__STATED GOAL__
Each line below must be set down exactly; omit any image you find.

__AVAILABLE RECORDS__
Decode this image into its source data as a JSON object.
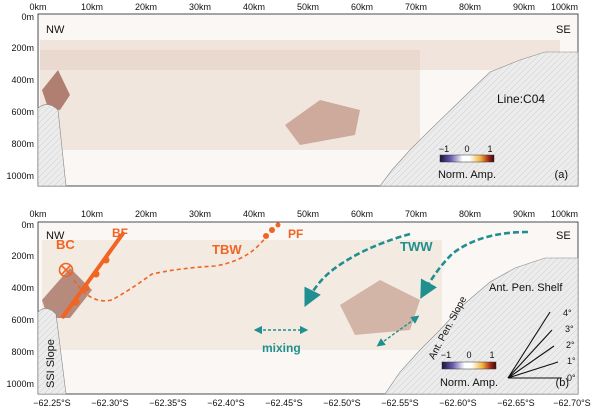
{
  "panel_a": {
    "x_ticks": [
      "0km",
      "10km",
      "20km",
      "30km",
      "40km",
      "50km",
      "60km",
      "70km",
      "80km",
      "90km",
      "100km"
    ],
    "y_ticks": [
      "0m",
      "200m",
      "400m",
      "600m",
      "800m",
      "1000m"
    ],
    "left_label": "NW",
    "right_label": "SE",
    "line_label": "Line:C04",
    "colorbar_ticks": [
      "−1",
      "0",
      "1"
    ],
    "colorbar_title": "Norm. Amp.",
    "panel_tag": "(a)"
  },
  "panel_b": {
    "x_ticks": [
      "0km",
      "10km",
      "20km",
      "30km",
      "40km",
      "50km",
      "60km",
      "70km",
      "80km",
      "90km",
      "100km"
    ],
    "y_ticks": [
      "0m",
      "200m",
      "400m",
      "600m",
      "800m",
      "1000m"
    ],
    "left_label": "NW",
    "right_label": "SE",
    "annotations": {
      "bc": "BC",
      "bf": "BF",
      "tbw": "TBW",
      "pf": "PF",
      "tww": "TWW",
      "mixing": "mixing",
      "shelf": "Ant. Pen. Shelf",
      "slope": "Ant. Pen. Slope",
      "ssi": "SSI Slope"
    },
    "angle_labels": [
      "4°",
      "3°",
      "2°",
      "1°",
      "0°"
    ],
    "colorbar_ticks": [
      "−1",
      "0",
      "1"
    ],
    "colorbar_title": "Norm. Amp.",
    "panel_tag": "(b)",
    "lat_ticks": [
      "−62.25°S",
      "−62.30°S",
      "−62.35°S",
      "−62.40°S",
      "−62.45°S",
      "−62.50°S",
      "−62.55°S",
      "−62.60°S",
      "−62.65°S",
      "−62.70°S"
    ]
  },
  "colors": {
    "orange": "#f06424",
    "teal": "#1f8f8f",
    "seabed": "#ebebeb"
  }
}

__OUTPUT OF THE EXERCISE__
Decode this image into its source data as a JSON object.
{
  "panel_a": {
    "x_ticks": [
      "0km",
      "10km",
      "20km",
      "30km",
      "40km",
      "50km",
      "60km",
      "70km",
      "80km",
      "90km",
      "100km"
    ],
    "y_ticks": [
      "0m",
      "200m",
      "400m",
      "600m",
      "800m",
      "1000m"
    ],
    "left_label": "NW",
    "right_label": "SE",
    "line_label": "Line:C04",
    "colorbar_ticks": [
      "−1",
      "0",
      "1"
    ],
    "colorbar_title": "Norm. Amp.",
    "panel_tag": "(a)"
  },
  "panel_b": {
    "x_ticks": [
      "0km",
      "10km",
      "20km",
      "30km",
      "40km",
      "50km",
      "60km",
      "70km",
      "80km",
      "90km",
      "100km"
    ],
    "y_ticks": [
      "0m",
      "200m",
      "400m",
      "600m",
      "800m",
      "1000m"
    ],
    "left_label": "NW",
    "right_label": "SE",
    "annotations": {
      "bc": "BC",
      "bf": "BF",
      "tbw": "TBW",
      "pf": "PF",
      "tww": "TWW",
      "mixing": "mixing",
      "shelf": "Ant. Pen. Shelf",
      "slope": "Ant. Pen. Slope",
      "ssi": "SSI Slope"
    },
    "angle_labels": [
      "4°",
      "3°",
      "2°",
      "1°",
      "0°"
    ],
    "colorbar_ticks": [
      "−1",
      "0",
      "1"
    ],
    "colorbar_title": "Norm. Amp.",
    "panel_tag": "(b)",
    "lat_ticks": [
      "−62.25°S",
      "−62.30°S",
      "−62.35°S",
      "−62.40°S",
      "−62.45°S",
      "−62.50°S",
      "−62.55°S",
      "−62.60°S",
      "−62.65°S",
      "−62.70°S"
    ]
  },
  "colors": {
    "orange": "#f06424",
    "teal": "#1f8f8f",
    "seabed": "#ebebeb"
  }
}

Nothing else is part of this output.